Hallow
- Type: Private
- Industry: Meditation
- Founded: December 2018; 7 years ago
- Founders: Alex Jones Erich Kerekes Alessandro DiSanto
- Headquarters: Chicago, Illinois, U.S.
- Key people: Alex Jones (CEO)
- Website: hallow.com

= Hallow (app) =

Catholic prayer and meditation app

Hallow is an American Catholic meditation and prayer app owned by Hallow, Inc.

The Hallow app provides audio-guided Bible stories, prayers, meditations, sleep, and Christian music. Other features include community challenges and daily prayers such as the Catholic practice of Lectio Divina, curated music, praylists, and options to set prayer routines.

Hallow is based in Chicago, Illinois in the United States. Alex Jones is the chief executive officer (CEO) of the company.

==History==
Hallow was founded by Alex Jones, Erich Kerekes, and Alessandro DiSanto in December 2018. Alex Jones, who grew up as a Catholic, lost his faith as a teenager. With the use of meditation, Jones chose to revert to Catholicism and made the decision to create a platform to assist others in a similar situation.

In January 2022, the app was launched in the Spanish language.

As of February 2022, the app has been downloaded more than two million times. Hallow's subscription is available in two tiers: monthly and yearly. Since then actor Jonathan Roumie, who portrayed Jesus in The Chosen, has appeared in ads for the app.

In April 2022, Hallow announced a partnership with American actor Mark Wahlberg.

In June 2022, Hallow started the I am Here Eucharist campaign in partnership with the Roman Catholic Archdiocese of Detroit.

In April 2025, the app cut ties with British actor and comedian Russell Brand, after he was charged with rape and other sexual offenses.

==Controversies==
In November 2023, Hallow received criticism from conservative Catholics, including Lila Rose, after partnering with actor Liam Neeson. This was due to Neeson having previously advocated for pro-choice causes, as well having fought to help successfully repeal the Eighth Amendment of the Constitution of Ireland. Following criticism, Jones defended Hallow's decision to hire Neeson. In December 2024, Jones changed his stance, describing the partnership as a mistake.

Conservative Catholic magazine Crisis has criticized Hallow as "shallow", and accused the app of "problematic monetization and celebritization of prayer". Giles Fraser of UnHerd has also criticized the app for its pricing model, which is set at $69.99 annually as of May 2025. Fraser also pointed to the app's estimated $51.4 million annual income, while comparing the subscription cost to medieval indulgences.

== Popularity ==
In February 2024, Hallow reached the No. 1 spot in Apple's App Store, ahead of ChatGPT, Google and others.

Stored data entries:
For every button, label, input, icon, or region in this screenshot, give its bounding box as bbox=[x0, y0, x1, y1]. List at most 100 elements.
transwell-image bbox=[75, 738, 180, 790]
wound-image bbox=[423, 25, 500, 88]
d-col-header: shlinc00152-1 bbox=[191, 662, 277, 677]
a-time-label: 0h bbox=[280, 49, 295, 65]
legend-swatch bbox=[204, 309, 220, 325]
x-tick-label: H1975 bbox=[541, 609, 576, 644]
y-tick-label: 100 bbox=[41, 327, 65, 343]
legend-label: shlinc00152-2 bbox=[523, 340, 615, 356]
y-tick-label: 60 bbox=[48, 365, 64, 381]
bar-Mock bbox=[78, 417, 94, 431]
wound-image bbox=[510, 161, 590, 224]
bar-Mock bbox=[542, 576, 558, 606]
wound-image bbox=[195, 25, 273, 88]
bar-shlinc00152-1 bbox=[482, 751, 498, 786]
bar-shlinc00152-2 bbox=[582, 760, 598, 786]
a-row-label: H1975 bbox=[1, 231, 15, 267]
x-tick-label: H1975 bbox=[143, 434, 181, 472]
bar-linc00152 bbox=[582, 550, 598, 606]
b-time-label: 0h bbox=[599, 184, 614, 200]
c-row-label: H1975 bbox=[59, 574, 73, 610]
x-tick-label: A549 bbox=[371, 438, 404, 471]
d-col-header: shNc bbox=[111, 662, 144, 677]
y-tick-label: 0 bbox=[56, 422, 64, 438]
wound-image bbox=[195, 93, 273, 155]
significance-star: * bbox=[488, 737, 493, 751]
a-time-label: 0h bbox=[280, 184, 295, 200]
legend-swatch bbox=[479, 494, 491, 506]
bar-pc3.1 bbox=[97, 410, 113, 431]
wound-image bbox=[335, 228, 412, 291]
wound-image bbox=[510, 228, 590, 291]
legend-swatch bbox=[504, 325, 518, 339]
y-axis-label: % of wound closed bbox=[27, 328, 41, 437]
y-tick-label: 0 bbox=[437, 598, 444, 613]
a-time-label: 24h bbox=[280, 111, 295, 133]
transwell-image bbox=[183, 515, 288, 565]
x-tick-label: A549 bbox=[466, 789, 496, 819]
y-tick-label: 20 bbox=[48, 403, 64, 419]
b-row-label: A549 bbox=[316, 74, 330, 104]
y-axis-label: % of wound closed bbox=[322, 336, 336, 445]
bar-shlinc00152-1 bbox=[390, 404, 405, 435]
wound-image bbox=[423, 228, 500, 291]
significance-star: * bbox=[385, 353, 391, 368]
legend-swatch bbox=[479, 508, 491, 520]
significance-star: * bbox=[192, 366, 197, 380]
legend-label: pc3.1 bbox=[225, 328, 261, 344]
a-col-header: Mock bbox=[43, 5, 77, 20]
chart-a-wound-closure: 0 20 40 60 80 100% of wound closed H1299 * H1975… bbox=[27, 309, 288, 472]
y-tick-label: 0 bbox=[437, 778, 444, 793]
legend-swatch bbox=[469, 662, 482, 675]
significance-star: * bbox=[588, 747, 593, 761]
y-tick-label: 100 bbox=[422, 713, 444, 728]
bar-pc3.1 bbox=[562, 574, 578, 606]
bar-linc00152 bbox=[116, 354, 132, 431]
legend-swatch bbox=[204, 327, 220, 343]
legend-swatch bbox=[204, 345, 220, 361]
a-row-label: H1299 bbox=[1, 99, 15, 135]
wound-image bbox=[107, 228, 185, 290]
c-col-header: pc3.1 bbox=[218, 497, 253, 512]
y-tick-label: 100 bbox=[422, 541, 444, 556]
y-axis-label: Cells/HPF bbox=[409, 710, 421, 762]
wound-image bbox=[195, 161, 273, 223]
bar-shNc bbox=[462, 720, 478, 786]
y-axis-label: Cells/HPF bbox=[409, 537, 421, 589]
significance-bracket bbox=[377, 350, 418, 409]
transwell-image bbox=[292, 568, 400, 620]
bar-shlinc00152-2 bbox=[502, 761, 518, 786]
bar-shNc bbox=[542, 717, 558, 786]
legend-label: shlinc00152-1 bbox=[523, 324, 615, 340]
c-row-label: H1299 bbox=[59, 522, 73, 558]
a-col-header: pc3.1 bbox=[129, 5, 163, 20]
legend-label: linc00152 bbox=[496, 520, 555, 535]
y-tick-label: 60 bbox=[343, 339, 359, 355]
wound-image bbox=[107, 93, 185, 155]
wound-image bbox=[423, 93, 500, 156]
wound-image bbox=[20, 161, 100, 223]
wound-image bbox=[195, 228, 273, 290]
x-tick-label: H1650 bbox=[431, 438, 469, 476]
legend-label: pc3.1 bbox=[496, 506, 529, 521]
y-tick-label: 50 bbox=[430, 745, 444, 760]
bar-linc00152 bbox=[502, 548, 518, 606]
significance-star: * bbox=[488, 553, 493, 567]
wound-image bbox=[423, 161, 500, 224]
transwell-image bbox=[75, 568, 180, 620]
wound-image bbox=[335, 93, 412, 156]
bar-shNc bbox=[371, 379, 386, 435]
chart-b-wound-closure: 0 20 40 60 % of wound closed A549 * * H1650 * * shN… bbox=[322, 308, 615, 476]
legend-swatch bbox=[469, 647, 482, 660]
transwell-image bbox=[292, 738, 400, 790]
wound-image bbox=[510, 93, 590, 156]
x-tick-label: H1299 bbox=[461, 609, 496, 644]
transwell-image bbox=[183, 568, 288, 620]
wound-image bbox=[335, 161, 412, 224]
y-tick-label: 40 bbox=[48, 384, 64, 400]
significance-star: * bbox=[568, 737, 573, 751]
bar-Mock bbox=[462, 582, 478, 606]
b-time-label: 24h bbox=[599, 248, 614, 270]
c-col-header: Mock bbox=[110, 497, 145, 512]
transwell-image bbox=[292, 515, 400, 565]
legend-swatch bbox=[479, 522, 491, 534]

> _PROBLEMS TO SOLVE_
- 1) Return the passage of the article on Hallow between "In January 2022, the" and "actor Mark Wahlberg.", inclusive, copied without alteration.
- 2) Render this sentence from the article on Hallow into French: "In January 2022, the app was launched in the Spanish language."
- 3) According to the article on Hallow, why did the app's partnership with Liam Neeson draw criticism from conservative Catholics in November 2023?

> _RESPONSES IN ORDER_
- 1)
In January 2022, the app was launched in the Spanish language.

As of February 2022, the app has been downloaded more than two million times. Hallow's subscription is available in two tiers: monthly and yearly. Since then actor Jonathan Roumie, who portrayed Jesus in The Chosen, has appeared in ads for the app.

In April 2022, Hallow announced a partnership with American actor Mark Wahlberg.

- 2) En janvier 2022, l'application a été lancée en langue espagnole.

- 3) Neeson had previously advocated for pro-choice causes. He had also fought to help successfully repeal the Eighth Amendment of the Constitution of Ireland.